### [RECORDS FOR THE TASK]
··········

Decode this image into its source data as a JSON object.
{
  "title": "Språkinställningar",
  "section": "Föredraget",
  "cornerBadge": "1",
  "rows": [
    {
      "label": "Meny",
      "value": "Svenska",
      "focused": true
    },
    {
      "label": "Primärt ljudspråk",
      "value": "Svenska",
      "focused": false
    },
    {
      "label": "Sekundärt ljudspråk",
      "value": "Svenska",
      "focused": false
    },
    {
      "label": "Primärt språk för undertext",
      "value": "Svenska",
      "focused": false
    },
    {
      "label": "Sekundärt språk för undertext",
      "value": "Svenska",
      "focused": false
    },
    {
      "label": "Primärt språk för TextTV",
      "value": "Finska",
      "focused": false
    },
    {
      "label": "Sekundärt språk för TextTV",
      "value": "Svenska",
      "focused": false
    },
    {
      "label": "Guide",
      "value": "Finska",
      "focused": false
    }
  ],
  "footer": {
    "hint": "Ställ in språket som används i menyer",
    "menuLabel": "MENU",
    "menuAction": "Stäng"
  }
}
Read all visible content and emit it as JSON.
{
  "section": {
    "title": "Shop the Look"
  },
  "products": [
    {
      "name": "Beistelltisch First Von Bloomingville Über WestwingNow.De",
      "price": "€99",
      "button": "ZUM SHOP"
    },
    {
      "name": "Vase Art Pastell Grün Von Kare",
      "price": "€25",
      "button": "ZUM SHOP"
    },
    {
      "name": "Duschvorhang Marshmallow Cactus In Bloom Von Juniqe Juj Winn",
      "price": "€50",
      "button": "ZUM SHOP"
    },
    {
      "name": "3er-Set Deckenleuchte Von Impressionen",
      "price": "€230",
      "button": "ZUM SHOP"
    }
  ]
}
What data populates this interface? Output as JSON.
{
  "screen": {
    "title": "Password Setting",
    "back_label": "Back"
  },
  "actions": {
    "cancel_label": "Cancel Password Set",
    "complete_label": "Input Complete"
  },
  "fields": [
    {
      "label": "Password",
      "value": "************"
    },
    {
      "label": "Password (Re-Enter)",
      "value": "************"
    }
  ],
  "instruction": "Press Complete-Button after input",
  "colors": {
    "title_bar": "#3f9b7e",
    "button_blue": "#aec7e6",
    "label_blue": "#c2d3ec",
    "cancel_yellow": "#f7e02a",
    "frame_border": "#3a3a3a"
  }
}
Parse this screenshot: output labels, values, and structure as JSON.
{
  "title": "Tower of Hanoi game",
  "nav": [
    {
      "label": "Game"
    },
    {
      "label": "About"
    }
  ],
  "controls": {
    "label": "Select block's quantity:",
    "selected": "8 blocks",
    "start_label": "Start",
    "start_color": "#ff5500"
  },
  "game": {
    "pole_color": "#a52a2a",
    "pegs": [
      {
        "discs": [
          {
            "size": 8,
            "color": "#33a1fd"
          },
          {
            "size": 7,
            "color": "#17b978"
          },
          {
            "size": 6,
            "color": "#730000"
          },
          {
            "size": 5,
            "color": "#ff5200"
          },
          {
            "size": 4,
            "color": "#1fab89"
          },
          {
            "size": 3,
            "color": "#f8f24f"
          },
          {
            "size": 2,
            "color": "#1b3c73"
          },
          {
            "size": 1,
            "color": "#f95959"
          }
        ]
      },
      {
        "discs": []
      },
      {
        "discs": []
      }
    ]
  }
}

··········

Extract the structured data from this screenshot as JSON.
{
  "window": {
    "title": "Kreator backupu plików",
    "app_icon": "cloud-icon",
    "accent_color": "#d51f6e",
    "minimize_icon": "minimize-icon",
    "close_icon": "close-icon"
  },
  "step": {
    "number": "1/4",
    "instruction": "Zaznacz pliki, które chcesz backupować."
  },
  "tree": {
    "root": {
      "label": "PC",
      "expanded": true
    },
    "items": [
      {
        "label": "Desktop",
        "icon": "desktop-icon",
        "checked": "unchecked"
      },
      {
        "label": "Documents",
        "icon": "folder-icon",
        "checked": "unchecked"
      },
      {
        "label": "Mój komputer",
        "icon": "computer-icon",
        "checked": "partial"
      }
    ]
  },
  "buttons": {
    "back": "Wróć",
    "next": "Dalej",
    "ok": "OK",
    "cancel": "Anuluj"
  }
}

··········

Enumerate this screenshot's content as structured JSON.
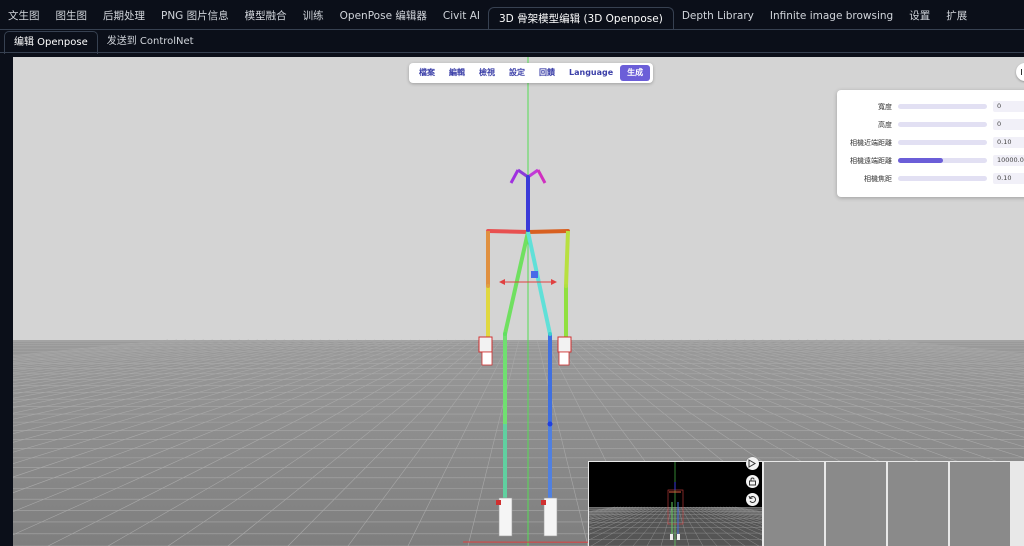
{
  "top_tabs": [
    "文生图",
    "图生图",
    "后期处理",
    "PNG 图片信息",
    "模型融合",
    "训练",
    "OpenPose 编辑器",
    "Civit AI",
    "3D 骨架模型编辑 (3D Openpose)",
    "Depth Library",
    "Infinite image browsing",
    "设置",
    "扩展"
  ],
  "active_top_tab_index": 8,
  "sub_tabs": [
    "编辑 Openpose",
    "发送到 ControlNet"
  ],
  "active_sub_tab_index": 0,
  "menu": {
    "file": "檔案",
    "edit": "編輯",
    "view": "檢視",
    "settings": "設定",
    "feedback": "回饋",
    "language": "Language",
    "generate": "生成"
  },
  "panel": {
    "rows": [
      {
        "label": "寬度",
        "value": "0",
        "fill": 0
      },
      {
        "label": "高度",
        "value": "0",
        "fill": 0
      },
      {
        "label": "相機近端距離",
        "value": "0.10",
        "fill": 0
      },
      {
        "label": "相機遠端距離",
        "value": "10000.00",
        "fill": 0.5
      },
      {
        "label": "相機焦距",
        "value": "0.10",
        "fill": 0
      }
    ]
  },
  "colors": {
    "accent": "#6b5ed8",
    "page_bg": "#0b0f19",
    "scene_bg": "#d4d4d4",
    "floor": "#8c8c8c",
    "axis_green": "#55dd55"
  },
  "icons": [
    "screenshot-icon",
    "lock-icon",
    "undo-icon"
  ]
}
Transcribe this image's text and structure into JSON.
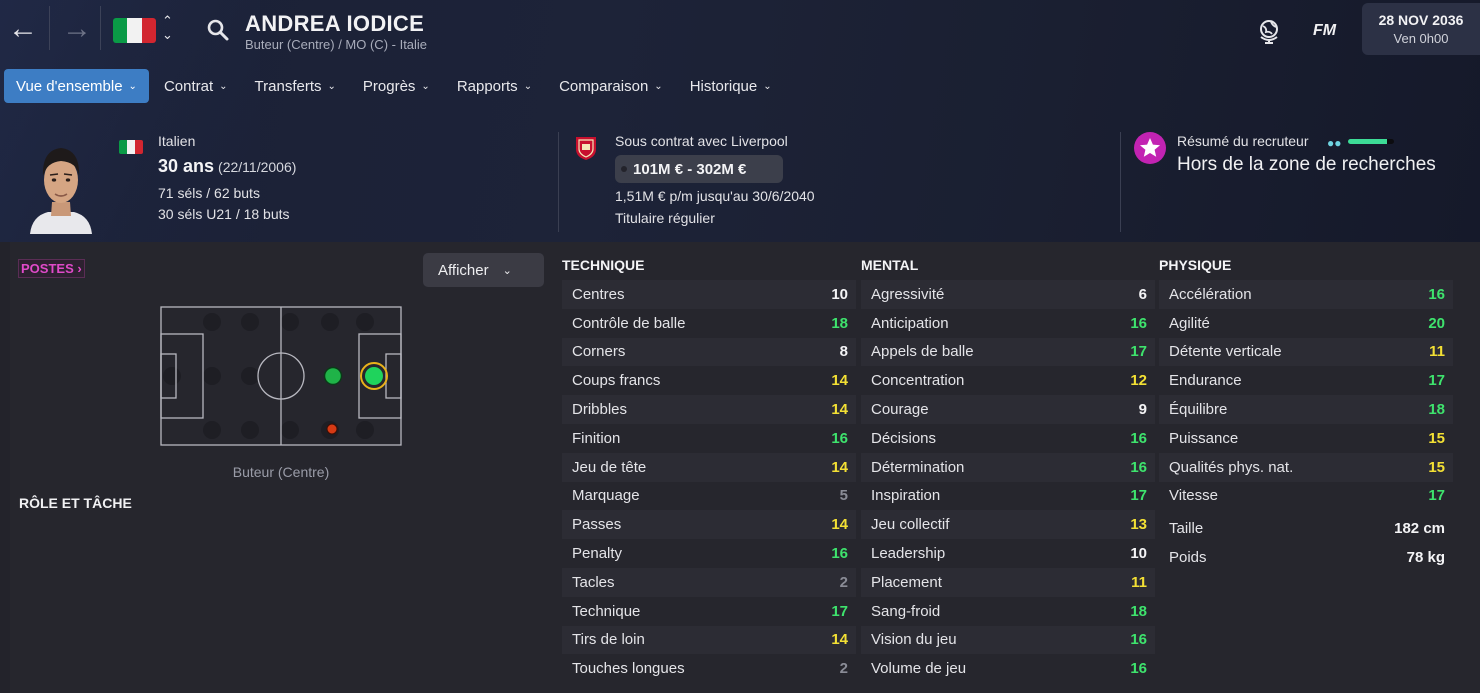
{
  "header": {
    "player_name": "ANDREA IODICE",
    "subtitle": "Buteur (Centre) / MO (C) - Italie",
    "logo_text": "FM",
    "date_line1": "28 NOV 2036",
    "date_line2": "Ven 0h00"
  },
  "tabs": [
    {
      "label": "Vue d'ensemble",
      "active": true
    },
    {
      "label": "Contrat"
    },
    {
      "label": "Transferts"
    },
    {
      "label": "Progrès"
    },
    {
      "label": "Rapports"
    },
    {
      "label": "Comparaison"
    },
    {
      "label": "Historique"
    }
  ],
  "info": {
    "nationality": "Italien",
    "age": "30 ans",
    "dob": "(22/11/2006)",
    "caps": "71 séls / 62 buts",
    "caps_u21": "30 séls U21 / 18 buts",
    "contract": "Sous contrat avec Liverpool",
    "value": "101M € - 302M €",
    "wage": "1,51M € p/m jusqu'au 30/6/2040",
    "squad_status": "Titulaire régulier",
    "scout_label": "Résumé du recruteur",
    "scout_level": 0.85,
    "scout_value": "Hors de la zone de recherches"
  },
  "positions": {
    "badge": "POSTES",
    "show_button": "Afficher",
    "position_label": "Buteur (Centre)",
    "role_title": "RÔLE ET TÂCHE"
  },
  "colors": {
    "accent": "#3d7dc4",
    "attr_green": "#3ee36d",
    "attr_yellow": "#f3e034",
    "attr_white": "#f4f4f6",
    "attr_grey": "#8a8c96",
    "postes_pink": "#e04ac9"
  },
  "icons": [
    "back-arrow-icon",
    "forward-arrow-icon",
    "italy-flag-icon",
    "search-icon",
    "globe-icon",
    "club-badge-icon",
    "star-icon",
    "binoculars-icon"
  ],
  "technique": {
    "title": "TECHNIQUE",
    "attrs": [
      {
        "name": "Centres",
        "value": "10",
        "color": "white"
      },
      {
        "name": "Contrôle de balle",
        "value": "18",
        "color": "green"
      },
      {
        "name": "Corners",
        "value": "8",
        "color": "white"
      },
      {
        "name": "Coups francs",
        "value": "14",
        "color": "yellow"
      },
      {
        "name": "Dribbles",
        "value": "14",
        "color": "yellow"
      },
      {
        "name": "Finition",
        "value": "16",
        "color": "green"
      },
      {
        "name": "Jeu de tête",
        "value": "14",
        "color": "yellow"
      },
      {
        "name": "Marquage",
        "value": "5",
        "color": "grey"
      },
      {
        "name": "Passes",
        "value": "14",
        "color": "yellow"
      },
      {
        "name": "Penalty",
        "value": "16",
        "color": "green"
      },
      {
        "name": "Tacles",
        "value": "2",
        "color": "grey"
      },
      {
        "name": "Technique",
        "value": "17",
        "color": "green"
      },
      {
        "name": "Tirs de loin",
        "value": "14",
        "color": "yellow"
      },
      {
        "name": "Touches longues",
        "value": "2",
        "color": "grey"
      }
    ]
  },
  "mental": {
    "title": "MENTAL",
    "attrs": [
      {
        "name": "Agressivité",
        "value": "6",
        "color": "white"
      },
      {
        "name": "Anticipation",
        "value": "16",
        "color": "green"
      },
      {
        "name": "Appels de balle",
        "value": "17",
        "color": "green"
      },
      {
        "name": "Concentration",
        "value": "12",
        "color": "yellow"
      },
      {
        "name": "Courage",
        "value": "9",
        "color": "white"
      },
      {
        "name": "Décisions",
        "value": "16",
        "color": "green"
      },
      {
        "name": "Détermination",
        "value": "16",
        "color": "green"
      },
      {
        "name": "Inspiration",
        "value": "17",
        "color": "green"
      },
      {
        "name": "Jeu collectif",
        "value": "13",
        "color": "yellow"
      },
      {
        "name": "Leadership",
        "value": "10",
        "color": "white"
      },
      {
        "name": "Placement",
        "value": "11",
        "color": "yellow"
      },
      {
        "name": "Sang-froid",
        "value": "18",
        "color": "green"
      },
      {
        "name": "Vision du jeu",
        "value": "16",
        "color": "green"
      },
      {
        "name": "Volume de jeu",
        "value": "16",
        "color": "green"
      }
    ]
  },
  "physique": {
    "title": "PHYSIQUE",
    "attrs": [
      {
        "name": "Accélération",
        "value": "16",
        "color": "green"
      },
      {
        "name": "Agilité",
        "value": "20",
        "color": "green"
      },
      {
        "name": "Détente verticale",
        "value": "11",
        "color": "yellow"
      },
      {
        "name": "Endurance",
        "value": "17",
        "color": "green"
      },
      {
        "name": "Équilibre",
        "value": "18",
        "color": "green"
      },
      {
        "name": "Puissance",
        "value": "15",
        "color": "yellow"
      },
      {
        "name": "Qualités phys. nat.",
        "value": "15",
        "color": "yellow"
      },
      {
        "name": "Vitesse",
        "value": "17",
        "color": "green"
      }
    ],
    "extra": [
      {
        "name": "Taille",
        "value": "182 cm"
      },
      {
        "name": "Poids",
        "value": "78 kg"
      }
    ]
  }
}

··········

### [GIVEN INSTRUCTION]
Using the entries above, tally how many lines have the word "buts" in them; write the number and nothing more.

### [RESULT]
2